(Data listing)
◇ ◇ ◇ ◇

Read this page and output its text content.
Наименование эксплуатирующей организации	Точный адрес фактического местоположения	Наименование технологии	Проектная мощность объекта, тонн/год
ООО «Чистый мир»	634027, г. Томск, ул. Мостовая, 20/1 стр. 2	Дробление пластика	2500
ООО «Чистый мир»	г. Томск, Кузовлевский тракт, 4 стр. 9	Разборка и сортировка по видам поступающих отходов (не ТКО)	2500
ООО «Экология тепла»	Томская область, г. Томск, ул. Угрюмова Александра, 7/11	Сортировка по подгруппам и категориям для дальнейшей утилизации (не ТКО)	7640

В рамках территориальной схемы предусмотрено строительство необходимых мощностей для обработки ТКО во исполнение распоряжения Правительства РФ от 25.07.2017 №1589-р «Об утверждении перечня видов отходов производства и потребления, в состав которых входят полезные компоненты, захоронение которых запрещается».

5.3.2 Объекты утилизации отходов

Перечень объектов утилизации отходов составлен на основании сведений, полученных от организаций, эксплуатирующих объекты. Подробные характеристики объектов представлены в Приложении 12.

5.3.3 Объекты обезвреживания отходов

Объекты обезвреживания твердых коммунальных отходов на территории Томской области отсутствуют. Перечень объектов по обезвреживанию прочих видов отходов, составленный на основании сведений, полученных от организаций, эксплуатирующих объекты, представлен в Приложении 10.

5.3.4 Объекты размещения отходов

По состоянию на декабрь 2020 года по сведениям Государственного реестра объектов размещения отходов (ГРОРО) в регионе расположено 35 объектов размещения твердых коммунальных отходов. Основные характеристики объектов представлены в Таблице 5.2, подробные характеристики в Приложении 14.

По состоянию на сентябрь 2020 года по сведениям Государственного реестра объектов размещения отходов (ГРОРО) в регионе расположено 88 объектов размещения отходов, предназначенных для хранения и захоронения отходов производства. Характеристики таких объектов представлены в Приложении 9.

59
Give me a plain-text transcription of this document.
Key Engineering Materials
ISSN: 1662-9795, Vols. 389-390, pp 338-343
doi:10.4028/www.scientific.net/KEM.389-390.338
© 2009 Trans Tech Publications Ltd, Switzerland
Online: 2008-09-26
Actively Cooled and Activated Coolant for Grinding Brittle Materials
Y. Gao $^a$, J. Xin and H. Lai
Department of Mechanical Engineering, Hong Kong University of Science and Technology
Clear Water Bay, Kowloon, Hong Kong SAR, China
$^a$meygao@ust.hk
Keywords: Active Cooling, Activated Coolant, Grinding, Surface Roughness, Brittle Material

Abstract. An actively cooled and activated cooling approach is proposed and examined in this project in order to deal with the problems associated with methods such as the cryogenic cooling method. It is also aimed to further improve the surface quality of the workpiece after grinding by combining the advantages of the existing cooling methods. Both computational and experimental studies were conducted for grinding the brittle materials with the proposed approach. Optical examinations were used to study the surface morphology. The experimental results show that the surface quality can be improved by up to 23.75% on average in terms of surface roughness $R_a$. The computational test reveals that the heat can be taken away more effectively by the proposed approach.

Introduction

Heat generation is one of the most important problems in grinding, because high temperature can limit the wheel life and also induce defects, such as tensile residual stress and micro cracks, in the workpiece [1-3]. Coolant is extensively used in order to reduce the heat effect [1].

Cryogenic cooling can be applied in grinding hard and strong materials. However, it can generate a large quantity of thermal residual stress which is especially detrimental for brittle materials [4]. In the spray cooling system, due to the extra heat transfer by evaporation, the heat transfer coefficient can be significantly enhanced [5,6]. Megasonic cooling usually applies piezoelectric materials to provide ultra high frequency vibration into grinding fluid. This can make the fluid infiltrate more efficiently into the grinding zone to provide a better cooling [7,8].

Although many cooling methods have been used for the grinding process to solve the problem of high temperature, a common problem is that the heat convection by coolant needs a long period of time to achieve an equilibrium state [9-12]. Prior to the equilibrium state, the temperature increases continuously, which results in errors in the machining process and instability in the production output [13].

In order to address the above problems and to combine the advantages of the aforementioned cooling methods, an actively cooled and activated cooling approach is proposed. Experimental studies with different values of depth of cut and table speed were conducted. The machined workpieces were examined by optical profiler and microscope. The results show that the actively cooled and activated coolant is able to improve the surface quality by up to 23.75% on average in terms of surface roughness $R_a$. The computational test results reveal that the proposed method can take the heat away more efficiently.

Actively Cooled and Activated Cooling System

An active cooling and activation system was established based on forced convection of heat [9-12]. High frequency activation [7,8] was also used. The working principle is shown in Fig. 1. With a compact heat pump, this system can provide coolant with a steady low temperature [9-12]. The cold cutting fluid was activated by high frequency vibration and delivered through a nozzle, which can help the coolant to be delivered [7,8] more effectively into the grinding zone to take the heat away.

◇ ◇ ◇ ◇

Find the word "эксплуатирующих" in the data and show each line that holds it.

Перечень объектов утилизации отходов составлен на основании сведений, полученных от организаций, эксплуатирующих объекты. Подробные характеристики объектов представлены в Приложении 12.
Объекты обезвреживания твердых коммунальных отходов на территории Томской области отсутствуют. Перечень объектов по обезвреживанию прочих видов отходов, составленный на основании сведений, полученных от организаций, эксплуатирующих объекты, представлен в Приложении 10.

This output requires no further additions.